> **Extracted information**
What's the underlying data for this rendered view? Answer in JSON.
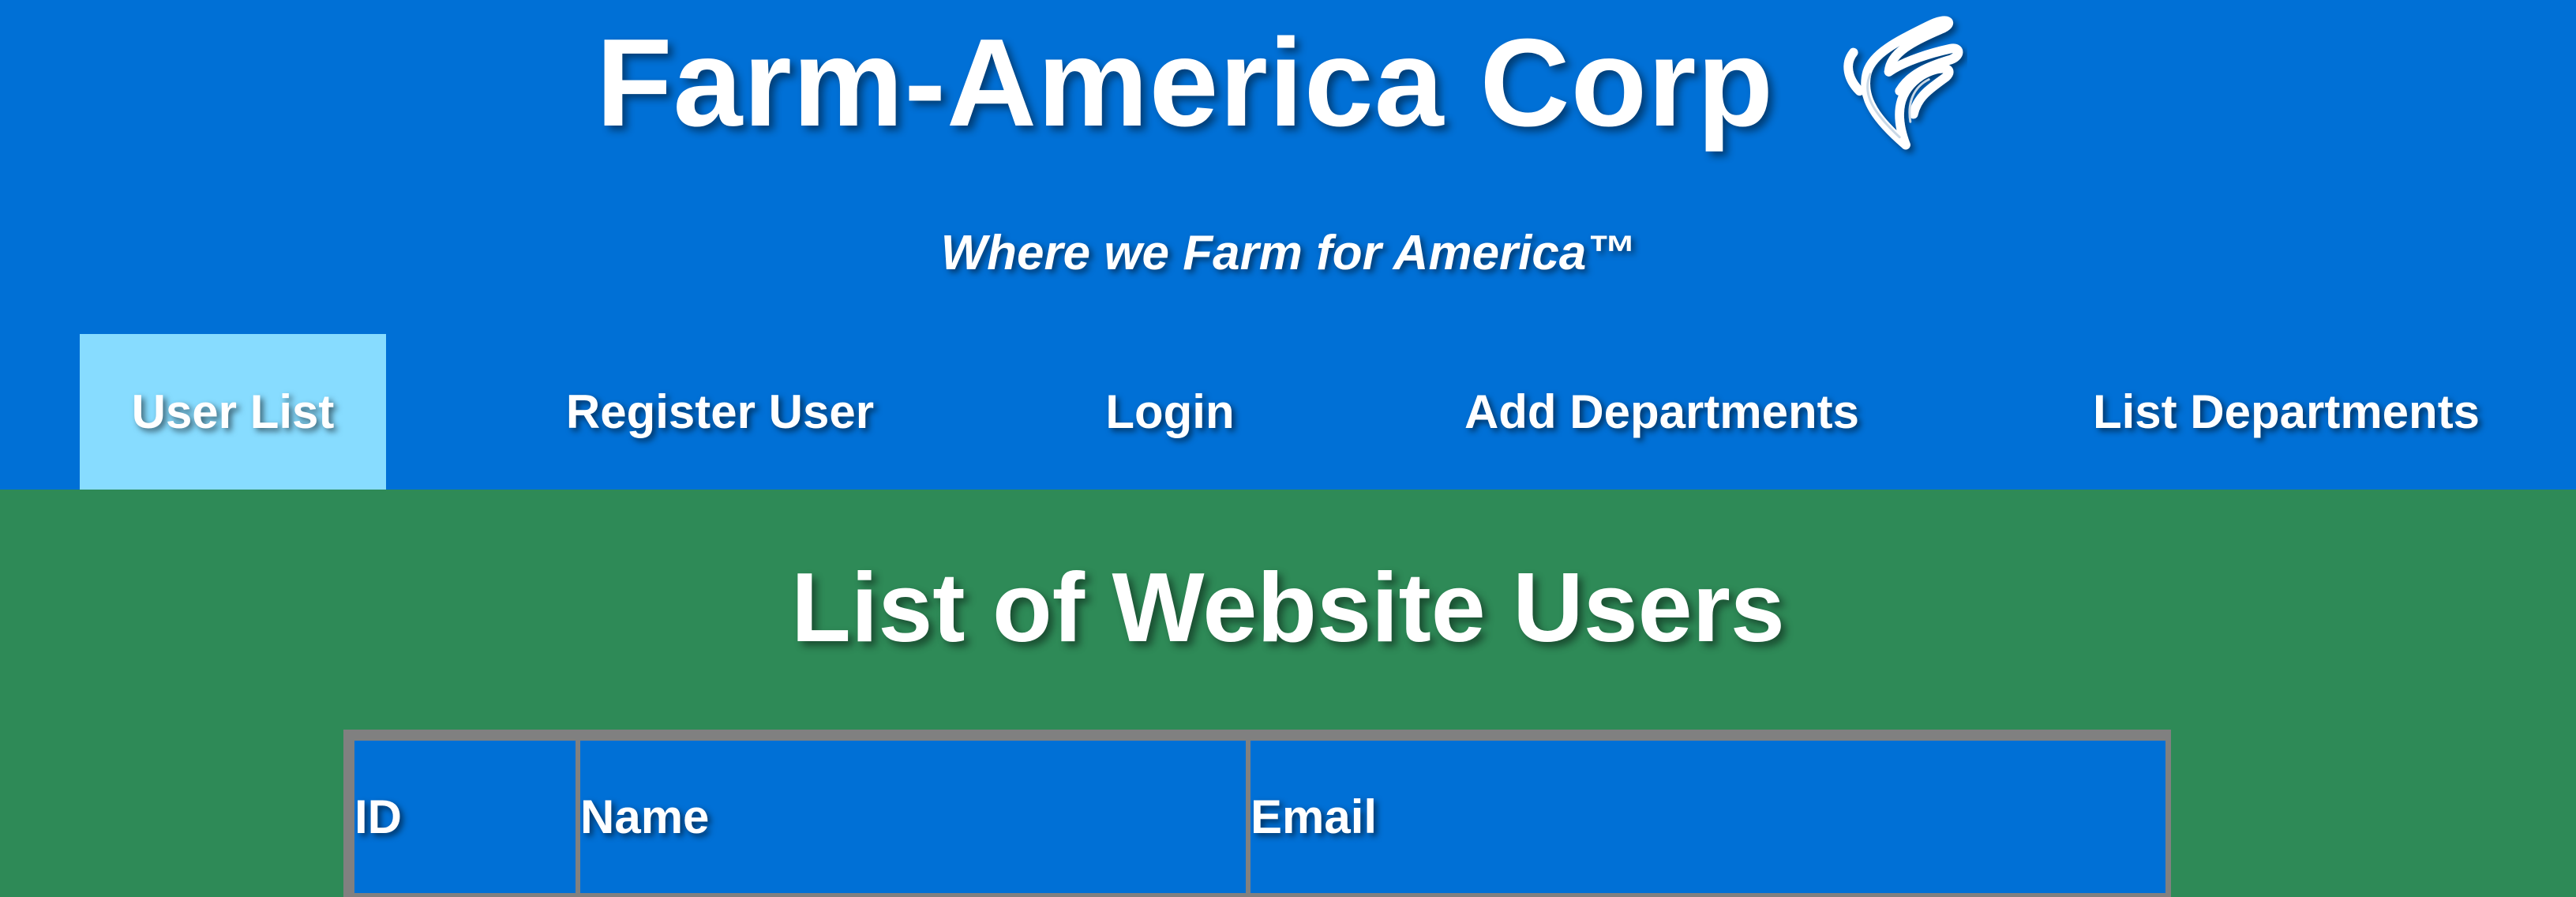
{
  "header": {
    "title": "Farm-America Corp",
    "logo_icon": "wheat-leaf-icon",
    "tagline": "Where we Farm for America™",
    "background_color": "#0070d6"
  },
  "nav": {
    "items": [
      {
        "label": "User List",
        "active": true
      },
      {
        "label": "Register User",
        "active": false
      },
      {
        "label": "Login",
        "active": false
      },
      {
        "label": "Add Departments",
        "active": false
      },
      {
        "label": "List Departments",
        "active": false
      }
    ],
    "active_color": "#87dcff"
  },
  "main": {
    "title": "List of Website Users",
    "background_color": "#2e8a57",
    "table": {
      "columns": [
        "ID",
        "Name",
        "Email"
      ],
      "header_color": "#0070d6",
      "border_color": "#808080"
    }
  }
}
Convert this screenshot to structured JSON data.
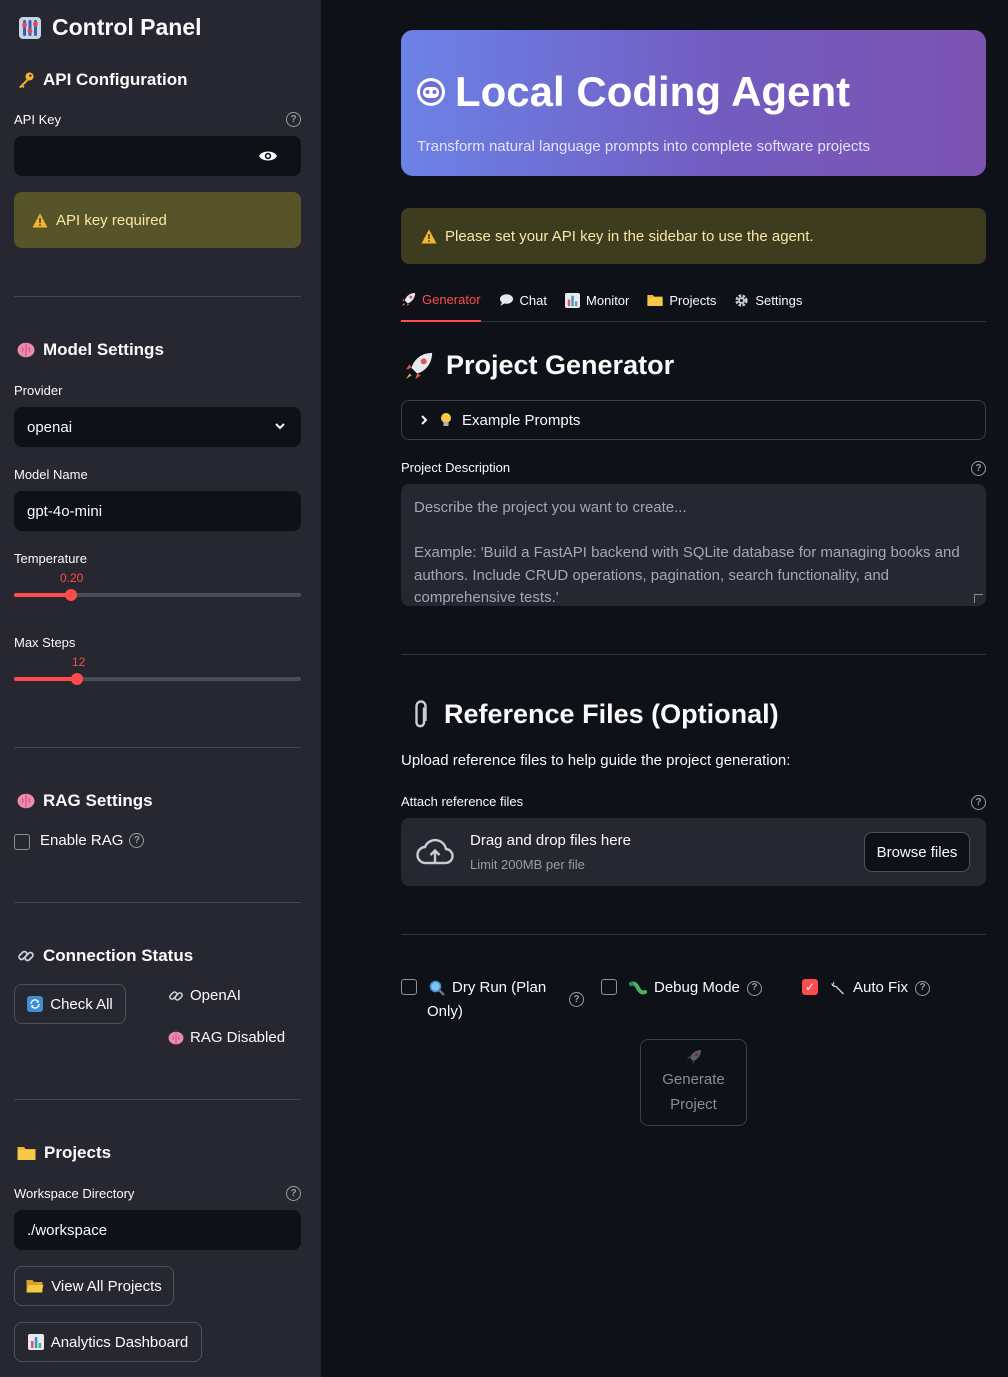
{
  "sidebar": {
    "title": "Control Panel",
    "api": {
      "heading": "API Configuration",
      "key_label": "API Key",
      "key_value": "",
      "warning": "API key required"
    },
    "model": {
      "heading": "Model Settings",
      "provider_label": "Provider",
      "provider_value": "openai",
      "model_label": "Model Name",
      "model_value": "gpt-4o-mini",
      "temperature_label": "Temperature",
      "temperature_value": "0.20",
      "temperature_fraction": 0.2,
      "max_steps_label": "Max Steps",
      "max_steps_value": "12",
      "max_steps_fraction": 0.22
    },
    "rag": {
      "heading": "RAG Settings",
      "enable_label": "Enable RAG",
      "enabled": false
    },
    "connection": {
      "heading": "Connection Status",
      "check_all_label": "Check All",
      "openai_label": "OpenAI",
      "rag_label": "RAG Disabled"
    },
    "projects": {
      "heading": "Projects",
      "workspace_label": "Workspace Directory",
      "workspace_value": "./workspace",
      "view_all_label": "View All Projects",
      "analytics_label": "Analytics Dashboard"
    }
  },
  "hero": {
    "title": "Local Coding Agent",
    "subtitle": "Transform natural language prompts into complete software projects"
  },
  "main_warning": "Please set your API key in the sidebar to use the agent.",
  "tabs": [
    {
      "label": "Generator",
      "icon": "rocket-icon",
      "active": true
    },
    {
      "label": "Chat",
      "icon": "speech-bubble-icon",
      "active": false
    },
    {
      "label": "Monitor",
      "icon": "bar-chart-icon",
      "active": false
    },
    {
      "label": "Projects",
      "icon": "folder-icon",
      "active": false
    },
    {
      "label": "Settings",
      "icon": "gear-icon",
      "active": false
    }
  ],
  "generator": {
    "heading": "Project Generator",
    "example_prompts_label": "Example Prompts",
    "description_label": "Project Description",
    "description_placeholder_line1": "Describe the project you want to create...",
    "description_placeholder_line2": "Example: 'Build a FastAPI backend with SQLite database for managing books and authors. Include CRUD operations, pagination, search functionality, and comprehensive tests.'"
  },
  "reference": {
    "heading": "Reference Files (Optional)",
    "intro": "Upload reference files to help guide the project generation:",
    "attach_label": "Attach reference files",
    "drag_text": "Drag and drop files here",
    "limit_text": "Limit 200MB per file",
    "browse_label": "Browse files"
  },
  "options": {
    "dry_run_label_1": "Dry Run (Plan",
    "dry_run_label_2": "Only)",
    "dry_run_checked": false,
    "debug_label": "Debug Mode",
    "debug_checked": false,
    "auto_fix_label": "Auto Fix",
    "auto_fix_checked": true
  },
  "generate_button": {
    "line1": "Generate",
    "line2": "Project"
  },
  "colors": {
    "accent": "#ff4b4b",
    "sidebar_bg": "#262730",
    "main_bg": "#0e1117",
    "warning_bg": "#3d3c1f",
    "warning_text": "#f8e7a6"
  }
}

> **To do**
Within the records above, how many lines include the word "icon"? State the number by itself.

> **Response to the task**
6